GOAL
Each record must be retyped in full. No character may differ.

DATA PROVIDED
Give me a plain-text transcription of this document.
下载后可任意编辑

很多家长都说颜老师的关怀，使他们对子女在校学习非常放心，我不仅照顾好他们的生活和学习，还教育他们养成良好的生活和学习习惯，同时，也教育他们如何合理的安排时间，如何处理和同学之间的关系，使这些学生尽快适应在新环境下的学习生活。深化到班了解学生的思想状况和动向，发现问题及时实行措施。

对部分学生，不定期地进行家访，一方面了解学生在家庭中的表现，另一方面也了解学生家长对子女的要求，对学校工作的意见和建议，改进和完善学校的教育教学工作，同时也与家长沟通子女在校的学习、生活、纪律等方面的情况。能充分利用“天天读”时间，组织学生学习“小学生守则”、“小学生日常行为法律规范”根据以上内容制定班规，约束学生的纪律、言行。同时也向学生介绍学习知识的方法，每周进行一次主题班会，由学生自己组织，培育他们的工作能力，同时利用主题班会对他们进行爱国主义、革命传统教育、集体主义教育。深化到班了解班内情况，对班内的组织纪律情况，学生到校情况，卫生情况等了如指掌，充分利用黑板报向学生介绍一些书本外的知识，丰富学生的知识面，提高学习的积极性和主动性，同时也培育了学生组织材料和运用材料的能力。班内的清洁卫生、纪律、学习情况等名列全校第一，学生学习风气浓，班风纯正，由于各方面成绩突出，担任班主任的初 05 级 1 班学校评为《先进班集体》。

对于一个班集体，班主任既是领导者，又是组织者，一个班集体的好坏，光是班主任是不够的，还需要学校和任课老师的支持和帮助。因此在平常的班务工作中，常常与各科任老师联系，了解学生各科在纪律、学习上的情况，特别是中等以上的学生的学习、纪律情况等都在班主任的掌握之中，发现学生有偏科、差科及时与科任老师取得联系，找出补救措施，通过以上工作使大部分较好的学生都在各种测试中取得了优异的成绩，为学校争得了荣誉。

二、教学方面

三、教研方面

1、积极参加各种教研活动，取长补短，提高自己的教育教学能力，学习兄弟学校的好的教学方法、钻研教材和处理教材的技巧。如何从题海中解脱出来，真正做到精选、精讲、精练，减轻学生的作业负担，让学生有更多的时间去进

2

EXERCISE SOLUTION
Give me a plain-text transcription of this document.
下载后可任意编辑

很多家长都说颜老师的关怀，使他们对子女在校学习非常放心，我不仅照顾好他们的生活和学习，还教育他们养成良好的生活和学习习惯，同时，也教育他们如何合理的安排时间，如何处理和同学之间的关系，使这些学生尽快适应在新环境下的学习生活。深化到班了解学生的思想状况和动向，发现问题及时实行措施。

对部分学生，不定期地进行家访，一方面了解学生在家庭中的表现，另一方面也了解学生家长对子女的要求，对学校工作的意见和建议，改进和完善学校的教育教学工作，同时也与家长沟通子女在校的学习、生活、纪律等方面的情况。能充分利用“天天读”时间，组织学生学习“小学生守则”、“小学生日常行为法律规范”根据以上内容制定班规，约束学生的纪律、言行。同时也向学生介绍学习知识的方法，每周进行一次主题班会，由学生自己组织，培育他们的工作能力，同时利用主题班会对他们进行爱国主义、革命传统教育、集体主义教育。深化到班了解班内情况，对班内的组织纪律情况，学生到校情况，卫生情况等了如指掌，充分利用黑板报向学生介绍一些书本外的知识，丰富学生的知识面，提高学习的积极性和主动性，同时也培育了学生组织材料和运用材料的能力。班内的清洁卫生、纪律、学习情况等名列全校第一，学生学习风气浓，班风纯正，由于各方面成绩突出，担任班主任的初 05 级 1 班学校评为《先进班集体》。

对于一个班集体，班主任既是领导者，又是组织者，一个班集体的好坏，光是班主任是不够的，还需要学校和任课老师的支持和帮助。因此在平常的班务工作中，常常与各科任老师联系，了解学生各科在纪律、学习上的情况，特别是中等以上的学生的学习、纪律情况等都在班主任的掌握之中，发现学生有偏科、差科及时与科任老师取得联系，找出补救措施，通过以上工作使大部分较好的学生都在各种测试中取得了优异的成绩，为学校争得了荣誉。

二、教学方面

三、教研方面

1、积极参加各种教研活动，取长补短，提高自己的教育教学能力，学习兄弟学校的好的教学方法、钻研教材和处理教材的技巧。如何从题海中解脱出来，真正做到精选、精讲、精练，减轻学生的作业负担，让学生有更多的时间去进

2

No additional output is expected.